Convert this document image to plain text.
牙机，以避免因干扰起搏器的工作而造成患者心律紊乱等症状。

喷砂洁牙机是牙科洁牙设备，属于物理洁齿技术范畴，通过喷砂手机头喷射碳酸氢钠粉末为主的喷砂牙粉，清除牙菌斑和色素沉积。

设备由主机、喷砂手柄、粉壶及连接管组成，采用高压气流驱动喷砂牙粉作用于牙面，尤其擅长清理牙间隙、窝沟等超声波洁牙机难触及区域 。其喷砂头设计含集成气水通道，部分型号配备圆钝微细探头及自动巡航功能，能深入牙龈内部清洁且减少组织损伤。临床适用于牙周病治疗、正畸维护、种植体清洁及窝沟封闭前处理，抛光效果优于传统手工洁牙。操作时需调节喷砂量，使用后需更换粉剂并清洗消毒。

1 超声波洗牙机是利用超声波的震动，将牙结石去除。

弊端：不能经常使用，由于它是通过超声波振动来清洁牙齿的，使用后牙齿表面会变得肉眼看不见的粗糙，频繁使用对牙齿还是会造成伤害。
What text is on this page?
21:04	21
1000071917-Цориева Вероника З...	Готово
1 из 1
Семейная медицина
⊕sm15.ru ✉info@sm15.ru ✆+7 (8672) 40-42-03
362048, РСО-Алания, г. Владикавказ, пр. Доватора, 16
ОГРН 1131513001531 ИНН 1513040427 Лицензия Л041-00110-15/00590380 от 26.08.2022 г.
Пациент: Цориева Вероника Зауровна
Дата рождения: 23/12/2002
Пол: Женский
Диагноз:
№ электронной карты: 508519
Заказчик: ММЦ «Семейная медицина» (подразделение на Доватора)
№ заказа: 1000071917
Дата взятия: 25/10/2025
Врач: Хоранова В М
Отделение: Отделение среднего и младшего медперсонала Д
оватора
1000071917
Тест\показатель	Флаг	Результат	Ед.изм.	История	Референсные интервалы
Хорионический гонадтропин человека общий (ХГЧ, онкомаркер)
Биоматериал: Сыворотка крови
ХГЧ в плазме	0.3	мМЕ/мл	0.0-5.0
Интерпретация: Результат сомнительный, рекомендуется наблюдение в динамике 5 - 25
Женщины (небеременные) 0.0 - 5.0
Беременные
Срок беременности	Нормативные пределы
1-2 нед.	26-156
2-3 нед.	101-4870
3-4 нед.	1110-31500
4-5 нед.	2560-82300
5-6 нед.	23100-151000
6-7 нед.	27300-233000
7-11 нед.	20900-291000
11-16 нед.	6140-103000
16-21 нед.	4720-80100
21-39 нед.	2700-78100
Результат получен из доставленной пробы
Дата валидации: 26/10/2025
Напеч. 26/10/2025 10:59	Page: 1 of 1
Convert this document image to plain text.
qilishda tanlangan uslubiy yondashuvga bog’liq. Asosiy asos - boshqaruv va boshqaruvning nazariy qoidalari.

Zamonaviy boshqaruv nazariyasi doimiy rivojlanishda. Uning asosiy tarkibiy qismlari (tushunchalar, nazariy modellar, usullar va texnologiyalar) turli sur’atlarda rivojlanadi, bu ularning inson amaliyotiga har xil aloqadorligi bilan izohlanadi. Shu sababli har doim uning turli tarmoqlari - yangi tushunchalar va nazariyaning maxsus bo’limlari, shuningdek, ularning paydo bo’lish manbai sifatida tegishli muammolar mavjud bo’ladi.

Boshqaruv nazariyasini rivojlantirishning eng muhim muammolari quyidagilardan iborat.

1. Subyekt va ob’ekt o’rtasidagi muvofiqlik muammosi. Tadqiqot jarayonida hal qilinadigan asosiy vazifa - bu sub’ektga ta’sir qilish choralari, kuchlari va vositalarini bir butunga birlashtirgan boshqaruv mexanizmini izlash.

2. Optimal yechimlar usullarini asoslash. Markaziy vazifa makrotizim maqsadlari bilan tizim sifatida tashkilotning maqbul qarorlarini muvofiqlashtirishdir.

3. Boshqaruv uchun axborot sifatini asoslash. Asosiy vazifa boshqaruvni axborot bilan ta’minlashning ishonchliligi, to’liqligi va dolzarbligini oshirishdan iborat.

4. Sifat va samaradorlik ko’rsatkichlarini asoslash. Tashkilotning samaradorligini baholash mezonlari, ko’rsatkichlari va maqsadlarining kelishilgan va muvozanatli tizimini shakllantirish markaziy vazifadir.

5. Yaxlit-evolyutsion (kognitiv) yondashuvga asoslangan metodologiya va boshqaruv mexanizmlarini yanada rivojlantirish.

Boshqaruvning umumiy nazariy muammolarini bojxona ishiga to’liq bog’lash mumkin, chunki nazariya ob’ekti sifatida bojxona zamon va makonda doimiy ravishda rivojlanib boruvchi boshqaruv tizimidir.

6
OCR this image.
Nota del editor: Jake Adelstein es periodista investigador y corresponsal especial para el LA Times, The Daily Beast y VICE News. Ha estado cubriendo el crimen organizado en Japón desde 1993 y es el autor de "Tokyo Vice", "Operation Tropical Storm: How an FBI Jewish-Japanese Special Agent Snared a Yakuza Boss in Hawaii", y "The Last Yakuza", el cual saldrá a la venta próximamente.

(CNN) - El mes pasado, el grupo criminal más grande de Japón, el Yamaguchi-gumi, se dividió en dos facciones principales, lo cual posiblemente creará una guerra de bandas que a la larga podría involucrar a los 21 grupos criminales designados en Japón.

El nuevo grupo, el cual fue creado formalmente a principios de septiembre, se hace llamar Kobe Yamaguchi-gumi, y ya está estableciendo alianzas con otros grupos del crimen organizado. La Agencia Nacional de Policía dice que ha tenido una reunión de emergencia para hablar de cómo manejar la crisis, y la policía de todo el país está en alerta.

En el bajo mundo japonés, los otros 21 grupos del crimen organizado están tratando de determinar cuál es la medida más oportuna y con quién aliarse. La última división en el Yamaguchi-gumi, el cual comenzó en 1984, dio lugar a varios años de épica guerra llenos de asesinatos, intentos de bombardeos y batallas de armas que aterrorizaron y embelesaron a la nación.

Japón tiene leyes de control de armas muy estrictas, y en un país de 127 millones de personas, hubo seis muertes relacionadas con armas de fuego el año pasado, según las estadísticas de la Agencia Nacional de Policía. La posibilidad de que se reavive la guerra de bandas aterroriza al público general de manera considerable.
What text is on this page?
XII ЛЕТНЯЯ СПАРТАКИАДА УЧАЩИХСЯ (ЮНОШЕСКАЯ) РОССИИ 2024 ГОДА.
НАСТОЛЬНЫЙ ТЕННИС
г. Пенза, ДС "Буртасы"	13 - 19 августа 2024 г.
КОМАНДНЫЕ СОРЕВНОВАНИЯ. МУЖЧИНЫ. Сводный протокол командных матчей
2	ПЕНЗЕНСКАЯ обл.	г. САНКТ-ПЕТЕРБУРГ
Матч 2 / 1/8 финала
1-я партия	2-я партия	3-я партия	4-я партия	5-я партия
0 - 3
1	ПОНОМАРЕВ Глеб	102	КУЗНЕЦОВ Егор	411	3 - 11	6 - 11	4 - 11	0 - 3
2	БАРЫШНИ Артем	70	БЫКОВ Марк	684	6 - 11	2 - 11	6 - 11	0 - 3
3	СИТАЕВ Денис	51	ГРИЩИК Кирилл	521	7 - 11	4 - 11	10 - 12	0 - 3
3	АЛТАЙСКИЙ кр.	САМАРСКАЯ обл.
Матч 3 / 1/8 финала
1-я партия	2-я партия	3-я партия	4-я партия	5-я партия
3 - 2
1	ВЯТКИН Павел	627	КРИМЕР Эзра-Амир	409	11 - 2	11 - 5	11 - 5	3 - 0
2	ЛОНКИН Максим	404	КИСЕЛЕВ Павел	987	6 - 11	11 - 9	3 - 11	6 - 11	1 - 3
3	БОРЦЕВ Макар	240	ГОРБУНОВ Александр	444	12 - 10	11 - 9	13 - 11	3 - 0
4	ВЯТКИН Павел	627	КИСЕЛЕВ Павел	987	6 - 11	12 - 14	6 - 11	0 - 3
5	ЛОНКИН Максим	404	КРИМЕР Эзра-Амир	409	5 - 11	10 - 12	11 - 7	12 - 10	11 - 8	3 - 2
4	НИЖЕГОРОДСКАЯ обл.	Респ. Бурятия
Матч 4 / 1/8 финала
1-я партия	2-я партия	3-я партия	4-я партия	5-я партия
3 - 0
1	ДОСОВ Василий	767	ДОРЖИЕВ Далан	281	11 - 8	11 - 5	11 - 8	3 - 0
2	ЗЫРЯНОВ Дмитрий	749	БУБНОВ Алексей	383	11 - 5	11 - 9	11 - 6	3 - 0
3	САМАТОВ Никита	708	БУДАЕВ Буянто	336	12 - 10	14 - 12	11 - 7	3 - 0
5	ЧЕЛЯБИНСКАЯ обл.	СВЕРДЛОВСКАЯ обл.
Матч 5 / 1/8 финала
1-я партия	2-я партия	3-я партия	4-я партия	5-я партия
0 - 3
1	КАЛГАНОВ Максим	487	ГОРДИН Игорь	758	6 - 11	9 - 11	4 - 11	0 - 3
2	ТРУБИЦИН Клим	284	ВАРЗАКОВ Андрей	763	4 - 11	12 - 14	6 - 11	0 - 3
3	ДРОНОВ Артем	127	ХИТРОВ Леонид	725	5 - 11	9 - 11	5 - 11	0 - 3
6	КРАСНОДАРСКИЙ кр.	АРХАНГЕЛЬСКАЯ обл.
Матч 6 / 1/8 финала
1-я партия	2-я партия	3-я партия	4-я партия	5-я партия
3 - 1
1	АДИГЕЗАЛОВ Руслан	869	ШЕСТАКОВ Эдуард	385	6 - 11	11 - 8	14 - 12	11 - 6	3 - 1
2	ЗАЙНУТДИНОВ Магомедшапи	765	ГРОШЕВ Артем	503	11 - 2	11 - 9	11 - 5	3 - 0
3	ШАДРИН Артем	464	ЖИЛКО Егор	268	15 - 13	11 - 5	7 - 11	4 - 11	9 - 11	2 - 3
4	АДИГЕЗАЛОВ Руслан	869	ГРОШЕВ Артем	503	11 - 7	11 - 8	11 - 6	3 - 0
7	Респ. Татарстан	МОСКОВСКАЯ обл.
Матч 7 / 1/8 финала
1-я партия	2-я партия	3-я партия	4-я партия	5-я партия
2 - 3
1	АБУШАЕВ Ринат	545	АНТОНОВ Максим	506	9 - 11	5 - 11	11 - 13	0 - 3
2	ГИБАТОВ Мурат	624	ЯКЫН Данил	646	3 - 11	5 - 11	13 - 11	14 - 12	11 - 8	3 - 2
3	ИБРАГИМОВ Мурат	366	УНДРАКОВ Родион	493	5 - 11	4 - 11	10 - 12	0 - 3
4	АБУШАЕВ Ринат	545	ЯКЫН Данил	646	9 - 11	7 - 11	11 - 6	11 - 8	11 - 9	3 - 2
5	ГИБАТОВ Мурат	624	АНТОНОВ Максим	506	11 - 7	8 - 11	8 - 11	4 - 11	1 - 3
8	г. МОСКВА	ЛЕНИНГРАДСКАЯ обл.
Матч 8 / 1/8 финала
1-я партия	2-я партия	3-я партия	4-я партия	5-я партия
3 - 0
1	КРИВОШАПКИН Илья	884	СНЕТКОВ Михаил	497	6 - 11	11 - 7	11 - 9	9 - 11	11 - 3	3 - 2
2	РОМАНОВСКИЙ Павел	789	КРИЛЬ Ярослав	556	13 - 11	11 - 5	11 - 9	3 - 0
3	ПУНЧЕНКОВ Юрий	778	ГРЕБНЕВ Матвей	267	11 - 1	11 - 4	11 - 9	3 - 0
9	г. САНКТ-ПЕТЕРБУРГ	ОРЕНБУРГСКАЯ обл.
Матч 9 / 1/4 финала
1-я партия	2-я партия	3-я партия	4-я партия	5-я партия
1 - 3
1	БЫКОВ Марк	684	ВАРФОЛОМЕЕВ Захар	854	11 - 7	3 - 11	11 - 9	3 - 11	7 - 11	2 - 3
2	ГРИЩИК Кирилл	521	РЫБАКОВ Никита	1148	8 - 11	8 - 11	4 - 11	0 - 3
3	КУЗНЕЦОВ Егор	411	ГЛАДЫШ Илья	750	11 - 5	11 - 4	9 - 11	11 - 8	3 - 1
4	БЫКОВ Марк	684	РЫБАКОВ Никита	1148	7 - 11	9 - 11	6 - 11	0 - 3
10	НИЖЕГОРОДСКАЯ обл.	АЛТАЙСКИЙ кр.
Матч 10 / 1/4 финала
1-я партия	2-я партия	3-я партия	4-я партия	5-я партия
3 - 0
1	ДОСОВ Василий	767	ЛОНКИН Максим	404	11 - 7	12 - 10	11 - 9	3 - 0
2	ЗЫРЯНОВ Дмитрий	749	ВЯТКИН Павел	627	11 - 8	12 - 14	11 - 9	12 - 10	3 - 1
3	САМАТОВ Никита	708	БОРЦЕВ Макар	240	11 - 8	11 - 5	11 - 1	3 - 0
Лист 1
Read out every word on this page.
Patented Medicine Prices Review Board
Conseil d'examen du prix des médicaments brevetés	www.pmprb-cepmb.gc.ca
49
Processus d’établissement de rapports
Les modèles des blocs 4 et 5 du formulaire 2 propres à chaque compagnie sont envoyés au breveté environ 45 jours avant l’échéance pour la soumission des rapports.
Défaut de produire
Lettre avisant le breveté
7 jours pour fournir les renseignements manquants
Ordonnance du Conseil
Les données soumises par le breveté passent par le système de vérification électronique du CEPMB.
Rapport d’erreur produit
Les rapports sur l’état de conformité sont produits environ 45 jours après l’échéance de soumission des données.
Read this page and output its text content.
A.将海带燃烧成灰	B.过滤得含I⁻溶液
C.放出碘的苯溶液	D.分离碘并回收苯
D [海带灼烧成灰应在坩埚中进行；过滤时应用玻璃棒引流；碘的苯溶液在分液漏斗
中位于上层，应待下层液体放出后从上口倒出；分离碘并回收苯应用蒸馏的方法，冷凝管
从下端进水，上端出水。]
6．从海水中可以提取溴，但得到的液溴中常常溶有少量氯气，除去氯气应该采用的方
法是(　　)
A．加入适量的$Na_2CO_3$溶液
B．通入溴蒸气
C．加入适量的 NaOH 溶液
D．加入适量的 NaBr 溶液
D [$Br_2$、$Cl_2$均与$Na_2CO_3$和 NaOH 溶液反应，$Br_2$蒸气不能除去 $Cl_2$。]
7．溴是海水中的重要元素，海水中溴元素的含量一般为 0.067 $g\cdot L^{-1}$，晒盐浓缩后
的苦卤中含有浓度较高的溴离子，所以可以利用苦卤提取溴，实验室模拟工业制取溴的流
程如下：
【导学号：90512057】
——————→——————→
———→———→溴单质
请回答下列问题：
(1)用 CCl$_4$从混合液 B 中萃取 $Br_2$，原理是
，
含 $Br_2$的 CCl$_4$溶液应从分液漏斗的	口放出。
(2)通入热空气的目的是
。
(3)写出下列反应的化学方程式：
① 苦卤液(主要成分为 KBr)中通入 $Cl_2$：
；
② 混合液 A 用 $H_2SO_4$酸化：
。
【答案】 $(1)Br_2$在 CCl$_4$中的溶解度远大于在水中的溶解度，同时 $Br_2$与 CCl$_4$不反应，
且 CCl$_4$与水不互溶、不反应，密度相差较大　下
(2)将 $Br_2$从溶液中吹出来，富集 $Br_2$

Task requirements
Check each line above for the string "país" and show the ones that have it.

Written response
El nuevo grupo, el cual fue creado formalmente a principios de septiembre, se hace llamar Kobe Yamaguchi-gumi, y ya está estableciendo alianzas con otros grupos del crimen organizado. La Agencia Nacional de Policía dice que ha tenido una reunión de emergencia para hablar de cómo manejar la crisis, y la policía de todo el país está en alerta.
Japón tiene leyes de control de armas muy estrictas, y en un país de 127 millones de personas, hubo seis muertes relacionadas con armas de fuego el año pasado, según las estadísticas de la Agencia Nacional de Policía. La posibilidad de que se reavive la guerra de bandas aterroriza al público general de manera considerable.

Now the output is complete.